What to work on: Your answer should be one number: how many lines of the data include the string "СТОРОНАМИ"?

____ Data for this task

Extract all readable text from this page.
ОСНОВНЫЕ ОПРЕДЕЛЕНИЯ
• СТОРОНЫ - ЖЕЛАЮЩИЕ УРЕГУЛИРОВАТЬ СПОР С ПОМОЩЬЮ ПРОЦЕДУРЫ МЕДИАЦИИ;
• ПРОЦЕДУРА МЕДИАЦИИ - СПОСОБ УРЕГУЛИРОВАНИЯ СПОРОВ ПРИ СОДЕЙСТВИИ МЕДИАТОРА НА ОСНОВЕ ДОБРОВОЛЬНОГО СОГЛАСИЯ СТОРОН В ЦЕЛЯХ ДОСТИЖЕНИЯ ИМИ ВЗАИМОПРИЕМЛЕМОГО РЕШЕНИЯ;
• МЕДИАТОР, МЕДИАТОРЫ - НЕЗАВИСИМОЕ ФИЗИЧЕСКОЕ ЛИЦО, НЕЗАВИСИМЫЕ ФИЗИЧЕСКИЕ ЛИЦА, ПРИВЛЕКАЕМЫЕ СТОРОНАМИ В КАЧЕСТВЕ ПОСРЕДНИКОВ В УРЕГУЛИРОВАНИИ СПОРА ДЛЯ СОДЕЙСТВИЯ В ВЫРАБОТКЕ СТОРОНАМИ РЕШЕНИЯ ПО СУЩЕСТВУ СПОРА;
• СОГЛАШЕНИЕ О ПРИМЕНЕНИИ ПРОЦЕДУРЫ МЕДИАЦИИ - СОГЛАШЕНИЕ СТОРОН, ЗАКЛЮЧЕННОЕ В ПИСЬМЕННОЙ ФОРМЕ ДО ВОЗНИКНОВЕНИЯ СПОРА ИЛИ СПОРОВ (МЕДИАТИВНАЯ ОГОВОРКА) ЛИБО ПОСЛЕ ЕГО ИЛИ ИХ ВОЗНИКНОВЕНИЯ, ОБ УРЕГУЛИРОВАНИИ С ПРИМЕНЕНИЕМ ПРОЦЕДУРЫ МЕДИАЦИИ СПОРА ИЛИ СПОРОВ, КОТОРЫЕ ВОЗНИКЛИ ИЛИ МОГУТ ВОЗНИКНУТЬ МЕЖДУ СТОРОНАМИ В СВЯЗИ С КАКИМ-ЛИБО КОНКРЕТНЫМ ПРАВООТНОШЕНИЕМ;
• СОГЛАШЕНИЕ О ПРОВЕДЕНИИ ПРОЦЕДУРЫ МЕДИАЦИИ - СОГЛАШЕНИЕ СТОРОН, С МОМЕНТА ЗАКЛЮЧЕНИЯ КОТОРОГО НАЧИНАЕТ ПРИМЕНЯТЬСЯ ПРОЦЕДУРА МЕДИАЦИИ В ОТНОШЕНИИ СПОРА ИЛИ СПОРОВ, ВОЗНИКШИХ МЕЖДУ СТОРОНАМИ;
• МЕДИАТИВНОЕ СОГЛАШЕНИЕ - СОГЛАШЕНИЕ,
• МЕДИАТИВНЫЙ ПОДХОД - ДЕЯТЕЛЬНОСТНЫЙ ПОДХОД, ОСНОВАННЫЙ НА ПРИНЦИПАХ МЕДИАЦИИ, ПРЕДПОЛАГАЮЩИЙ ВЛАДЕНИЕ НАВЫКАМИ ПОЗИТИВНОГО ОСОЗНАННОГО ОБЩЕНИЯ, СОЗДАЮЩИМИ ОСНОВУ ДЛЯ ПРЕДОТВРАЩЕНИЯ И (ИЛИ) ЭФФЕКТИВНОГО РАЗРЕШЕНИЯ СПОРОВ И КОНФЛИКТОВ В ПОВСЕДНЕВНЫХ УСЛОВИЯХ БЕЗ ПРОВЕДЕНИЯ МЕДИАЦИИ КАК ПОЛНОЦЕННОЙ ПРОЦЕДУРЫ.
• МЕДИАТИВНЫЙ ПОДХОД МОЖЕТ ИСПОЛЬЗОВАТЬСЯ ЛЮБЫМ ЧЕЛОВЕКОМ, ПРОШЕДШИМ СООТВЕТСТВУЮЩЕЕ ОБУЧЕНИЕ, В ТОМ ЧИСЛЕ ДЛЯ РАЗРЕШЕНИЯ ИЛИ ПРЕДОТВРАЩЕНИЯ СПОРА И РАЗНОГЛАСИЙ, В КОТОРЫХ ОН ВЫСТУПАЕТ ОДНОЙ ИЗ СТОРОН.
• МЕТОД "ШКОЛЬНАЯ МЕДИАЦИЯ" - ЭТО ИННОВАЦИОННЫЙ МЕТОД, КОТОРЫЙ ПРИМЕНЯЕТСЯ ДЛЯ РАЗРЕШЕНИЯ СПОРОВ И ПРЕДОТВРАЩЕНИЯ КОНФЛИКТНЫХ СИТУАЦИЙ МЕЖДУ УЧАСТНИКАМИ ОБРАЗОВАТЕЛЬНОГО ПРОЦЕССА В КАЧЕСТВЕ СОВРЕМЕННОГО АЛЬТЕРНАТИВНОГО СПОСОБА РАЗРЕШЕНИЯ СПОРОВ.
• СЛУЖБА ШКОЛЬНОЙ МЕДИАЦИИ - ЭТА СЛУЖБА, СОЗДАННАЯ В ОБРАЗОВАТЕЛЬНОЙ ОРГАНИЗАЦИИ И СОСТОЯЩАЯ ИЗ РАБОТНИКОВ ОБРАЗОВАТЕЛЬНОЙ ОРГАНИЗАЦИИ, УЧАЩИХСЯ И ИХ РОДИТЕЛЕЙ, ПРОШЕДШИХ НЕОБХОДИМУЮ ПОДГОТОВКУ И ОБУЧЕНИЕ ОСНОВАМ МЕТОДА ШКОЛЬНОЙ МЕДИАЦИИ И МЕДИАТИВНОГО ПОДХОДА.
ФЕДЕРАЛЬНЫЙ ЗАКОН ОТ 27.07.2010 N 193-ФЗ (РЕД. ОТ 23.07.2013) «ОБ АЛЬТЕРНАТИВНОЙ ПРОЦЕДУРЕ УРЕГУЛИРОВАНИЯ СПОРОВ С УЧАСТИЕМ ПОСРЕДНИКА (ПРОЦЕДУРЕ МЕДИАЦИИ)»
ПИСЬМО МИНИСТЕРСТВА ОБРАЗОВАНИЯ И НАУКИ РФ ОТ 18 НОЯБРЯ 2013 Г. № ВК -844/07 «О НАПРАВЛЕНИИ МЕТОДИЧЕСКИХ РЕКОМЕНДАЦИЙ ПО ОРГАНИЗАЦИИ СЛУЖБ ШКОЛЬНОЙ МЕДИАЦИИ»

________

Response below: 3